§ WORK TO DO
Find the lines of data that contain the string "name", then list them.

§ SUPPLIED ENTRIES

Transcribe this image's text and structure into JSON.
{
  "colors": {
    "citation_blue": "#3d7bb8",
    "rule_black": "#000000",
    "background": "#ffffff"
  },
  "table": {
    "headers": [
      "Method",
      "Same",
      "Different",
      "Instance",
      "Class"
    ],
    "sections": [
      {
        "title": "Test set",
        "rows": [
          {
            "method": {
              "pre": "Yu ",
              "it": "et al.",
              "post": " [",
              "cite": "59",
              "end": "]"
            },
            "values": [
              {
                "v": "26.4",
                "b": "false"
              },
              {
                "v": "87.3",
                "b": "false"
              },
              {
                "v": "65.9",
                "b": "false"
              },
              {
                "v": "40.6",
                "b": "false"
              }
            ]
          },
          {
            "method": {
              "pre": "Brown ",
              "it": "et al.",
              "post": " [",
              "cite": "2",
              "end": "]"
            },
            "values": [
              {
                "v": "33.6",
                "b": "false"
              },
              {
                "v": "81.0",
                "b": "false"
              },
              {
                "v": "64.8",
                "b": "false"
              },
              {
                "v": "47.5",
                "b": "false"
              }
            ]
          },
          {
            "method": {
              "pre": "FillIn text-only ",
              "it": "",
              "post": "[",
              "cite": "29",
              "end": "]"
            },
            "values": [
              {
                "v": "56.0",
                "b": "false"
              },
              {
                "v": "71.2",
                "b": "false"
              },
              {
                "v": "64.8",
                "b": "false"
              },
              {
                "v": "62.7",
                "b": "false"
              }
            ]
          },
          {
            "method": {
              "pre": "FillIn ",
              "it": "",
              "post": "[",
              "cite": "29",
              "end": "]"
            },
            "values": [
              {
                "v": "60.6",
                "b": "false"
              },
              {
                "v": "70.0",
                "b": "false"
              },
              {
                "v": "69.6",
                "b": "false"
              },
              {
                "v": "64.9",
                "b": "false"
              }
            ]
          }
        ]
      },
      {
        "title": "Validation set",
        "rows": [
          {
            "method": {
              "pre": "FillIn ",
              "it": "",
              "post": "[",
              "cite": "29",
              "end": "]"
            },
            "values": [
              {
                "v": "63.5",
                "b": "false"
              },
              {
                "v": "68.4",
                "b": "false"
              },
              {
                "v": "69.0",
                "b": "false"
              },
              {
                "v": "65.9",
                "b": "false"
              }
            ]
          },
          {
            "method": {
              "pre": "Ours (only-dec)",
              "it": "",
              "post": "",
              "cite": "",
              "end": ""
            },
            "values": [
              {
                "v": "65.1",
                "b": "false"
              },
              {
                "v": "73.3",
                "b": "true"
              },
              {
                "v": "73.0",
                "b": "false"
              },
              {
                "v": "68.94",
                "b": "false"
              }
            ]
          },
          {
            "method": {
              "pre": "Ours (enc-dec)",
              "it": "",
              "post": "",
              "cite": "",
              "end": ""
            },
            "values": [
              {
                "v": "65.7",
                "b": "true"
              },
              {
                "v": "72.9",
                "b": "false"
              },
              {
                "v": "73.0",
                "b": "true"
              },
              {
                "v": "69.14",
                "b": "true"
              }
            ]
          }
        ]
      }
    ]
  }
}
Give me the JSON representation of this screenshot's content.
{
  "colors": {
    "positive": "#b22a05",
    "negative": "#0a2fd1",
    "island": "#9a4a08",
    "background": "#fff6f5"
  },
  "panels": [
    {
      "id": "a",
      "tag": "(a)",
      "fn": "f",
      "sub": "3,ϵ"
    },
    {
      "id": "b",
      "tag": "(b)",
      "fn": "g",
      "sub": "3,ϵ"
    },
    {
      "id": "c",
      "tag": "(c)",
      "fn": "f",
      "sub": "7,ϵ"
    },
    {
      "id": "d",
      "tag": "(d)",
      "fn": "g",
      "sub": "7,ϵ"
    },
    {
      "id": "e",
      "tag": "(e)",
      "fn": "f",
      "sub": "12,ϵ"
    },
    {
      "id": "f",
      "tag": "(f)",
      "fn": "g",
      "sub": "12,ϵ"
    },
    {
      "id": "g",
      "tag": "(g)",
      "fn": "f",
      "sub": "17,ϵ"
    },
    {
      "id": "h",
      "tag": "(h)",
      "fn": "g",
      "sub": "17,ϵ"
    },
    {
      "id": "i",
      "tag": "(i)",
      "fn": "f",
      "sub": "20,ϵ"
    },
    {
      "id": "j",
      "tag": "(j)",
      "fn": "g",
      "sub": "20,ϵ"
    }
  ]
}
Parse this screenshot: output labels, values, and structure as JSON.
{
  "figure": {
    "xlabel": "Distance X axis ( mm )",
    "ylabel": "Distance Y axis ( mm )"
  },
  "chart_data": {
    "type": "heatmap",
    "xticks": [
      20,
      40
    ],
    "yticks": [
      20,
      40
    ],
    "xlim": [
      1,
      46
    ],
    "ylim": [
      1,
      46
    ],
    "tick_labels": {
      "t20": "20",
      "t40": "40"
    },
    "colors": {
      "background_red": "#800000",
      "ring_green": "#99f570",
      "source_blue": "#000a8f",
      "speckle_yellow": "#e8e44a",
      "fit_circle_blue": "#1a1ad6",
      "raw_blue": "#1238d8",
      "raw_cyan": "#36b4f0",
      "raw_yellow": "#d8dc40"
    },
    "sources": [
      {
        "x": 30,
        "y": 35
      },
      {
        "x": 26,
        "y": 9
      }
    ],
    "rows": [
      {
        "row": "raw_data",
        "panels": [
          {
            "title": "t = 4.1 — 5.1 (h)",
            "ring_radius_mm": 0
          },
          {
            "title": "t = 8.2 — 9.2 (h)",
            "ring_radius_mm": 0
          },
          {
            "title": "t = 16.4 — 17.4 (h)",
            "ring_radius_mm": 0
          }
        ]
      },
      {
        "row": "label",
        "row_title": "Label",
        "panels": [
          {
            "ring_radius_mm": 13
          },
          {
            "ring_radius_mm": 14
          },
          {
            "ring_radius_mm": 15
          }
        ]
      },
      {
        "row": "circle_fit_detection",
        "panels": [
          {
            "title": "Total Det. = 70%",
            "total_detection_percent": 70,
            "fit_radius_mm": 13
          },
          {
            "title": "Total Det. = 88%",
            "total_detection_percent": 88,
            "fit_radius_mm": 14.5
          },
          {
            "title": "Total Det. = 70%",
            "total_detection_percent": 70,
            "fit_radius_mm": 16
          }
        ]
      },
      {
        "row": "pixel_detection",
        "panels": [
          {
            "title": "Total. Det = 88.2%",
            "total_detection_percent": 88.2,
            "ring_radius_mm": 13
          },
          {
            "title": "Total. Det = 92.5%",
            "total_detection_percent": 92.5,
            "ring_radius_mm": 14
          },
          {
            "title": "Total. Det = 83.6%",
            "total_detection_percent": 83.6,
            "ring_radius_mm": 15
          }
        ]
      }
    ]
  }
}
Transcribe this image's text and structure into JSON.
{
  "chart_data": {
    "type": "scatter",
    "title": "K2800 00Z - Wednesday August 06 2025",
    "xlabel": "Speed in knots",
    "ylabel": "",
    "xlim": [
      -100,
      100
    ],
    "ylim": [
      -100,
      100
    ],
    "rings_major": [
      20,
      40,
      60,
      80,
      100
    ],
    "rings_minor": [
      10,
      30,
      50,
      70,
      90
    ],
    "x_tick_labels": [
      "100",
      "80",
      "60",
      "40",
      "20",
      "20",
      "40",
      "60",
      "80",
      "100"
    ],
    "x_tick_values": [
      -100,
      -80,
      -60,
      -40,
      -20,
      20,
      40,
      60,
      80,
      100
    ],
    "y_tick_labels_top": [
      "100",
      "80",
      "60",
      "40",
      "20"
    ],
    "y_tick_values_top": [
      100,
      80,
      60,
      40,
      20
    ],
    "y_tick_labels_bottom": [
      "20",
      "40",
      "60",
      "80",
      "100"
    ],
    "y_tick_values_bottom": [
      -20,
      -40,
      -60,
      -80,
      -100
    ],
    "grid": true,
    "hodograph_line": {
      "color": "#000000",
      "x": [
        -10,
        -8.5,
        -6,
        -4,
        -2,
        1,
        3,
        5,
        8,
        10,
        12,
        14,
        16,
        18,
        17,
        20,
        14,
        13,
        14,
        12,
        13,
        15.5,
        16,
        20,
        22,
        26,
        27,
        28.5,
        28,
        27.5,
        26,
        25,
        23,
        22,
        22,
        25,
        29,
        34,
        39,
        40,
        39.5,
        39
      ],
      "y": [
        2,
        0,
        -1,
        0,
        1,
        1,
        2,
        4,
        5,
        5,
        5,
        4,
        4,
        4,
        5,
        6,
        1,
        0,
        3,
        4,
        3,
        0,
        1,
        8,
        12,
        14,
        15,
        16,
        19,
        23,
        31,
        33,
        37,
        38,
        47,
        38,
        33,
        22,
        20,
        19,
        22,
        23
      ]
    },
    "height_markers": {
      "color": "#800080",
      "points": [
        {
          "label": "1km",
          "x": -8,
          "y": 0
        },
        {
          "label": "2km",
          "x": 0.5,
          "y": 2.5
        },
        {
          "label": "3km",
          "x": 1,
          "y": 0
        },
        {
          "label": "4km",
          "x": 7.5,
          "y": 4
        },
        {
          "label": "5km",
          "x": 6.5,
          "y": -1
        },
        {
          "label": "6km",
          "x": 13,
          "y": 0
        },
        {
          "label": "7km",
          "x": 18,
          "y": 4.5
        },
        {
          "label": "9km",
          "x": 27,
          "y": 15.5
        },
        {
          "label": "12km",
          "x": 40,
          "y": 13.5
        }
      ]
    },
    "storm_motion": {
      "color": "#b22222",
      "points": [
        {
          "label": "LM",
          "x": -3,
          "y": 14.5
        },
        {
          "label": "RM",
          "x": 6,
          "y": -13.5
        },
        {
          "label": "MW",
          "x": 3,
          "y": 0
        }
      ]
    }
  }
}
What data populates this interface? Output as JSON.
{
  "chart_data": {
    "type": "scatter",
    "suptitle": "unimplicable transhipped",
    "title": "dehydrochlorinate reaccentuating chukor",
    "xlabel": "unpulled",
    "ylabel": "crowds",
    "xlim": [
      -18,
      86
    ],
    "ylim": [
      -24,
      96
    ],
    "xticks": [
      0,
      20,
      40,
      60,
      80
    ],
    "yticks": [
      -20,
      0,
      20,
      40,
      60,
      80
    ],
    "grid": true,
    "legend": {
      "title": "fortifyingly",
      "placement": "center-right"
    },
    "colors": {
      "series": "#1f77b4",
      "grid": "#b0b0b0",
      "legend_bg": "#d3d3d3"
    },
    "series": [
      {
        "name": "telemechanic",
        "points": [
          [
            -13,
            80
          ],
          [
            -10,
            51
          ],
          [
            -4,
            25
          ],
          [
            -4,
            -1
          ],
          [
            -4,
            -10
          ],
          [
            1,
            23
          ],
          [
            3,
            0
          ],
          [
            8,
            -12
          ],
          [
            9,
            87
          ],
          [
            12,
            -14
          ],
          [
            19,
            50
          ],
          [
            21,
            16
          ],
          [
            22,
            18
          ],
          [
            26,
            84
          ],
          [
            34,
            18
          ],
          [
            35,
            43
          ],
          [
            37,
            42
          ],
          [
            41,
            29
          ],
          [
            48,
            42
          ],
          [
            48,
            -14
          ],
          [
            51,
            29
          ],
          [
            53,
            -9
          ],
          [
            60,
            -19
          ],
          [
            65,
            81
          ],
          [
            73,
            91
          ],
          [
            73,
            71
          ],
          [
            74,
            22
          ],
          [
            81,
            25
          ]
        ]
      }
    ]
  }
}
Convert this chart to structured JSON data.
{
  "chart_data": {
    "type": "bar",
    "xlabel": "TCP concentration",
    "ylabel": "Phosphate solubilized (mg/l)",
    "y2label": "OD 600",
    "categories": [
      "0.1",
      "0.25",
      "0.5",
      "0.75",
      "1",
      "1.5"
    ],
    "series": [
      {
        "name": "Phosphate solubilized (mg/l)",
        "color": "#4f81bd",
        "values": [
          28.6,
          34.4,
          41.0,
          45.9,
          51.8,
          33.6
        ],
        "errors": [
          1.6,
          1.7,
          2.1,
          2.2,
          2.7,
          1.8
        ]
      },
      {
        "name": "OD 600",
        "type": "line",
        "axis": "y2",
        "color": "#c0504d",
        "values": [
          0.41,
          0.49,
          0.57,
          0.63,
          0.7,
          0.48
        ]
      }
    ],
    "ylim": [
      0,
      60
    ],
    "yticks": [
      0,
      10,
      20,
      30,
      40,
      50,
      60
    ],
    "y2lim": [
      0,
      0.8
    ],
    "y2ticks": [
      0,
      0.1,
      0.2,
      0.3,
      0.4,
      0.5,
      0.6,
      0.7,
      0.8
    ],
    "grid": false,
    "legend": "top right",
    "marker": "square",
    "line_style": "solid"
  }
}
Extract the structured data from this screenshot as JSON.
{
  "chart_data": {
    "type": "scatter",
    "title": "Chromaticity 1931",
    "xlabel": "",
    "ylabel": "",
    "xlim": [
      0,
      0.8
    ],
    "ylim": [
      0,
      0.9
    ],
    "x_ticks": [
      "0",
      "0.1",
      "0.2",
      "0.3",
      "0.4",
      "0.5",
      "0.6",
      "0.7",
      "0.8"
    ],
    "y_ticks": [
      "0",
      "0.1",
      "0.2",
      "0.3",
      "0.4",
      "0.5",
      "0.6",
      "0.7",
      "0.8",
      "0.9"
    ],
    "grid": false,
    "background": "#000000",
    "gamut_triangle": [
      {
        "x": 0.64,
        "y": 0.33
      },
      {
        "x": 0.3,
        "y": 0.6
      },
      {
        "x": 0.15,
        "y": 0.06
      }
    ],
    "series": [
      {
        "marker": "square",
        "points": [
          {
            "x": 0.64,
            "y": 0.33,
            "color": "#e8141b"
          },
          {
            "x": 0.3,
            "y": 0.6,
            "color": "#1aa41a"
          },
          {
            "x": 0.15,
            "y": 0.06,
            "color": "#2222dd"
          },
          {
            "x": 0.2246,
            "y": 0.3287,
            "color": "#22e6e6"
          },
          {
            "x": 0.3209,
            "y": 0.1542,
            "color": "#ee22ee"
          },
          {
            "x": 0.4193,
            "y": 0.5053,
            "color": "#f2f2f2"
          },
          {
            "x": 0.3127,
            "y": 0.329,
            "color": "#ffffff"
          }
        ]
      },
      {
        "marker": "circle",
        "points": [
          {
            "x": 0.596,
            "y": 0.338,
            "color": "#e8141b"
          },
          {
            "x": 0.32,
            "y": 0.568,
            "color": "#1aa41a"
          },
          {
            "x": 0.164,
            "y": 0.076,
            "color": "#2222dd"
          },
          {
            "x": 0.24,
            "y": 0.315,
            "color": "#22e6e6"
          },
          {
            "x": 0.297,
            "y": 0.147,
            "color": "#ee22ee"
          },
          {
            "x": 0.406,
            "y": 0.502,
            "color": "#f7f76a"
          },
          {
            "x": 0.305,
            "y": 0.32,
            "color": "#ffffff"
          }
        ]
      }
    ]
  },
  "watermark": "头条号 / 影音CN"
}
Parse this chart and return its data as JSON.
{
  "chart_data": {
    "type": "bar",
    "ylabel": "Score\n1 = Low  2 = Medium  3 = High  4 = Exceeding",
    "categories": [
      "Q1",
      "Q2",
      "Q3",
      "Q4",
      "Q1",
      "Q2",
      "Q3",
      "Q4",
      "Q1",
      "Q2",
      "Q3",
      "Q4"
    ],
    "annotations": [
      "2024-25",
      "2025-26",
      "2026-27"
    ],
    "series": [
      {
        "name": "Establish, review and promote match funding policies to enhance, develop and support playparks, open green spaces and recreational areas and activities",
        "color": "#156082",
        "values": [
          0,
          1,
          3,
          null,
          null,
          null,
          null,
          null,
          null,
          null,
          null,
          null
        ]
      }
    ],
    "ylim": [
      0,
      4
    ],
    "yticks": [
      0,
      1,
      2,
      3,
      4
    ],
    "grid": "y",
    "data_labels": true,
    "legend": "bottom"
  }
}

§ EXERCISE RESULT
        "name": "telemechanic",
        "name": "Phosphate solubilized (mg/l)",
        "name": "OD 600",
        "name": "Establish, review and promote match funding policies to enhance, develop and support playparks, open green spaces and recreational areas and activities",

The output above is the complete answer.